Each line must appear in the answer exactly as it does in the data.
[Start of section]
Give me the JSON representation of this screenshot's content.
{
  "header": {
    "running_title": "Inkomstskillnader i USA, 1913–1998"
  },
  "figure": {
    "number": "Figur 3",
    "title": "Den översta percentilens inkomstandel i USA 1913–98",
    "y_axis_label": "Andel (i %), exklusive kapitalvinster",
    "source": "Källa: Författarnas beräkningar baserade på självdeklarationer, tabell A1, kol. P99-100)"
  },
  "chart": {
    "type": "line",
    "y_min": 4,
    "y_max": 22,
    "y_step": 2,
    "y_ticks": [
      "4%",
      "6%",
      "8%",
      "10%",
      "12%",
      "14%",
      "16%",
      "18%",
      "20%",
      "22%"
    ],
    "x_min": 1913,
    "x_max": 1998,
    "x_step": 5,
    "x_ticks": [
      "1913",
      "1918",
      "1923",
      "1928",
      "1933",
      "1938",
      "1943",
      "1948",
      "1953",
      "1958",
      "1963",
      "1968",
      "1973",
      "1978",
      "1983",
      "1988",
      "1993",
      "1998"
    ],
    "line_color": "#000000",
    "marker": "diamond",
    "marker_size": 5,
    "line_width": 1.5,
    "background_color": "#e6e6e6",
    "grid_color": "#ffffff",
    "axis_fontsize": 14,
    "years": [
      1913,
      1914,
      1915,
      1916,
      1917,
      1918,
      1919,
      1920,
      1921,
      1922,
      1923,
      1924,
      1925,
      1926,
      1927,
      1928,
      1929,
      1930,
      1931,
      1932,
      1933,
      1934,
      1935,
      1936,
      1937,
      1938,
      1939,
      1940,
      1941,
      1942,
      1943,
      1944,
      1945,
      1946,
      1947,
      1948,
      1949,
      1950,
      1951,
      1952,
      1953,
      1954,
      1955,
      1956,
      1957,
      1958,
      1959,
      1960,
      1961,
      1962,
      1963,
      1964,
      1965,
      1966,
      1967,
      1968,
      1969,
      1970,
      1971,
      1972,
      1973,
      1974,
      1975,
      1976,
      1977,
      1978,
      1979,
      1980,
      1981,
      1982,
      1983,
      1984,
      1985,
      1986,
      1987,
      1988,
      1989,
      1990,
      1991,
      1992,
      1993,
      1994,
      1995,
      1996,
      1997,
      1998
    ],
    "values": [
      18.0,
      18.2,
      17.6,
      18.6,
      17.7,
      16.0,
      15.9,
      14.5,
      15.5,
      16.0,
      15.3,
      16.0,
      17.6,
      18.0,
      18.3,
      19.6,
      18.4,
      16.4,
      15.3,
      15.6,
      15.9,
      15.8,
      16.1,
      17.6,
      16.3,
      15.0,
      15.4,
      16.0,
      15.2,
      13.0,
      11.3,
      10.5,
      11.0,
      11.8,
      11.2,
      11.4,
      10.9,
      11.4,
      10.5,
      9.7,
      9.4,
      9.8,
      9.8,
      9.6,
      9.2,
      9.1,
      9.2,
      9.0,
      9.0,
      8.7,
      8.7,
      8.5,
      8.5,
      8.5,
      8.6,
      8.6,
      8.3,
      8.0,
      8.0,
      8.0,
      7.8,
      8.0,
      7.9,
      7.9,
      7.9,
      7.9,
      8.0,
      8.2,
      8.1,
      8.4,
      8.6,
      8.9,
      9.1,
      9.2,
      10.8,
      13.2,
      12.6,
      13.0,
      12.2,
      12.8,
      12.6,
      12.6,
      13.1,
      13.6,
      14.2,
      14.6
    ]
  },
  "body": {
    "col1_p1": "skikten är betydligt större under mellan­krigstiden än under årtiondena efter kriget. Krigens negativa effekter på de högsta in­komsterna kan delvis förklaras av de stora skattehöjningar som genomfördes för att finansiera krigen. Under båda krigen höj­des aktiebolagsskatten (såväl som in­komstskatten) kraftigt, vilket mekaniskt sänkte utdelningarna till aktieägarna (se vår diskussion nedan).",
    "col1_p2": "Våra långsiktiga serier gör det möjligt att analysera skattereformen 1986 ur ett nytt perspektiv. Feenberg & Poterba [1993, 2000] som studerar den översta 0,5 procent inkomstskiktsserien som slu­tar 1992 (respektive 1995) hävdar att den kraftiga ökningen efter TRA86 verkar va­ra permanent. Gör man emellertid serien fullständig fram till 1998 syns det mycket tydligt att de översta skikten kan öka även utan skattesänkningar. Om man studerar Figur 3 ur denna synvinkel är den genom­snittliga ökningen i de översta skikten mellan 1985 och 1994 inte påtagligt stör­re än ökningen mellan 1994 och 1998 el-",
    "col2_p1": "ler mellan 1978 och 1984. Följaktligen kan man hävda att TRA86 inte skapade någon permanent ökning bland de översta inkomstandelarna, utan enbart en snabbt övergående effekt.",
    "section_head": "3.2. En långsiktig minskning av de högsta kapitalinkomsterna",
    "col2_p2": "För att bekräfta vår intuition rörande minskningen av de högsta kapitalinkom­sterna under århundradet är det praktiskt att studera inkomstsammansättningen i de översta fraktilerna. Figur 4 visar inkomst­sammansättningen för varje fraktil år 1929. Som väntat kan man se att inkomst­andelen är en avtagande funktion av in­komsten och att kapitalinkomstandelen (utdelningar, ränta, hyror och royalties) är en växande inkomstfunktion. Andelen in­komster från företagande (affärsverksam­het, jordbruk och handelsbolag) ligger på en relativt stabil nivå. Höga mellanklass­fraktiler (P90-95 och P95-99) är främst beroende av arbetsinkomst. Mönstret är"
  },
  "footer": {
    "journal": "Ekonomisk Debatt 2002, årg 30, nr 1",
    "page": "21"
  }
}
[End of section]
[Exercise response]
Give me the JSON representation of this screenshot's content.
{
  "header": {
    "running_title": "Inkomstskillnader i USA, 1913–1998"
  },
  "figure": {
    "number": "Figur 3",
    "title": "Den översta percentilens inkomstandel i USA 1913–98",
    "y_axis_label": "Andel (i %), exklusive kapitalvinster",
    "source": "Källa: Författarnas beräkningar baserade på självdeklarationer, tabell A1, kol. P99-100)"
  },
  "chart": {
    "type": "line",
    "y_min": 4,
    "y_max": 22,
    "y_step": 2,
    "y_ticks": [
      "4%",
      "6%",
      "8%",
      "10%",
      "12%",
      "14%",
      "16%",
      "18%",
      "20%",
      "22%"
    ],
    "x_min": 1913,
    "x_max": 1998,
    "x_step": 5,
    "x_ticks": [
      "1913",
      "1918",
      "1923",
      "1928",
      "1933",
      "1938",
      "1943",
      "1948",
      "1953",
      "1958",
      "1963",
      "1968",
      "1973",
      "1978",
      "1983",
      "1988",
      "1993",
      "1998"
    ],
    "line_color": "#000000",
    "marker": "diamond",
    "marker_size": 5,
    "line_width": 1.5,
    "background_color": "#e6e6e6",
    "grid_color": "#ffffff",
    "axis_fontsize": 14,
    "years": [
      1913,
      1914,
      1915,
      1916,
      1917,
      1918,
      1919,
      1920,
      1921,
      1922,
      1923,
      1924,
      1925,
      1926,
      1927,
      1928,
      1929,
      1930,
      1931,
      1932,
      1933,
      1934,
      1935,
      1936,
      1937,
      1938,
      1939,
      1940,
      1941,
      1942,
      1943,
      1944,
      1945,
      1946,
      1947,
      1948,
      1949,
      1950,
      1951,
      1952,
      1953,
      1954,
      1955,
      1956,
      1957,
      1958,
      1959,
      1960,
      1961,
      1962,
      1963,
      1964,
      1965,
      1966,
      1967,
      1968,
      1969,
      1970,
      1971,
      1972,
      1973,
      1974,
      1975,
      1976,
      1977,
      1978,
      1979,
      1980,
      1981,
      1982,
      1983,
      1984,
      1985,
      1986,
      1987,
      1988,
      1989,
      1990,
      1991,
      1992,
      1993,
      1994,
      1995,
      1996,
      1997,
      1998
    ],
    "values": [
      18.0,
      18.2,
      17.6,
      18.6,
      17.7,
      16.0,
      15.9,
      14.5,
      15.5,
      16.0,
      15.3,
      16.0,
      17.6,
      18.0,
      18.3,
      19.6,
      18.4,
      16.4,
      15.3,
      15.6,
      15.9,
      15.8,
      16.1,
      17.6,
      16.3,
      15.0,
      15.4,
      16.0,
      15.2,
      13.0,
      11.3,
      10.5,
      11.0,
      11.8,
      11.2,
      11.4,
      10.9,
      11.4,
      10.5,
      9.7,
      9.4,
      9.8,
      9.8,
      9.6,
      9.2,
      9.1,
      9.2,
      9.0,
      9.0,
      8.7,
      8.7,
      8.5,
      8.5,
      8.5,
      8.6,
      8.6,
      8.3,
      8.0,
      8.0,
      8.0,
      7.8,
      8.0,
      7.9,
      7.9,
      7.9,
      7.9,
      8.0,
      8.2,
      8.1,
      8.4,
      8.6,
      8.9,
      9.1,
      9.2,
      10.8,
      13.2,
      12.6,
      13.0,
      12.2,
      12.8,
      12.6,
      12.6,
      13.1,
      13.6,
      14.2,
      14.6
    ]
  },
  "body": {
    "col1_p1": "skikten är betydligt större under mellan­krigstiden än under årtiondena efter kriget. Krigens negativa effekter på de högsta in­komsterna kan delvis förklaras av de stora skattehöjningar som genomfördes för att finansiera krigen. Under båda krigen höj­des aktiebolagsskatten (såväl som in­komstskatten) kraftigt, vilket mekaniskt sänkte utdelningarna till aktieägarna (se vår diskussion nedan).",
    "col1_p2": "Våra långsiktiga serier gör det möjligt att analysera skattereformen 1986 ur ett nytt perspektiv. Feenberg & Poterba [1993, 2000] som studerar den översta 0,5 procent inkomstskiktsserien som slu­tar 1992 (respektive 1995) hävdar att den kraftiga ökningen efter TRA86 verkar va­ra permanent. Gör man emellertid serien fullständig fram till 1998 syns det mycket tydligt att de översta skikten kan öka även utan skattesänkningar. Om man studerar Figur 3 ur denna synvinkel är den genom­snittliga ökningen i de översta skikten mellan 1985 och 1994 inte påtagligt stör­re än ökningen mellan 1994 och 1998 el-",
    "col2_p1": "ler mellan 1978 och 1984. Följaktligen kan man hävda att TRA86 inte skapade någon permanent ökning bland de översta inkomstandelarna, utan enbart en snabbt övergående effekt.",
    "section_head": "3.2. En långsiktig minskning av de högsta kapitalinkomsterna",
    "col2_p2": "För att bekräfta vår intuition rörande minskningen av de högsta kapitalinkom­sterna under århundradet är det praktiskt att studera inkomstsammansättningen i de översta fraktilerna. Figur 4 visar inkomst­sammansättningen för varje fraktil år 1929. Som väntat kan man se att inkomst­andelen är en avtagande funktion av in­komsten och att kapitalinkomstandelen (utdelningar, ränta, hyror och royalties) är en växande inkomstfunktion. Andelen in­komster från företagande (affärsverksam­het, jordbruk och handelsbolag) ligger på en relativt stabil nivå. Höga mellanklass­fraktiler (P90-95 och P95-99) är främst beroende av arbetsinkomst. Mönstret är"
  },
  "footer": {
    "journal": "Ekonomisk Debatt 2002, årg 30, nr 1",
    "page": "21"
  }
}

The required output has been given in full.